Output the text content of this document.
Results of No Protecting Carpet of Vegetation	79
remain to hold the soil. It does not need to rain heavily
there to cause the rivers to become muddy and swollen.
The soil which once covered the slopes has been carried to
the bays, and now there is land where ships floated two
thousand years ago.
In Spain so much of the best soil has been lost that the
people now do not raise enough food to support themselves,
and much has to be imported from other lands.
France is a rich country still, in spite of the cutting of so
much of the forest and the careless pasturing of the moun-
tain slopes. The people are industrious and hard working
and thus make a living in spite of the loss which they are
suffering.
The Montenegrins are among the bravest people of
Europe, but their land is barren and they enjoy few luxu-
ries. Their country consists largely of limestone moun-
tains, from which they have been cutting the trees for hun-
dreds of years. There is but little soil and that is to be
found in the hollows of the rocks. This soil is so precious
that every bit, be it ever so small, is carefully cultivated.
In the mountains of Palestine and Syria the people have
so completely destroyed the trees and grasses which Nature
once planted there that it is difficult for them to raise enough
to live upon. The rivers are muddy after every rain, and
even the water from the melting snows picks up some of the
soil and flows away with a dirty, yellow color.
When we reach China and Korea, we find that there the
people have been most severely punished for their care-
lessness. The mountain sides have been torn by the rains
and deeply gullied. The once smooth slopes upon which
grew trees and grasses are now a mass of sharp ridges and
□ □ □
#### Written exercise
All lines that include "every" are to be gathered and copied.

#### Completed task
that every bit, be it ever so small, is carefully cultivated.
to live upon. The rivers are muddy after every rain, and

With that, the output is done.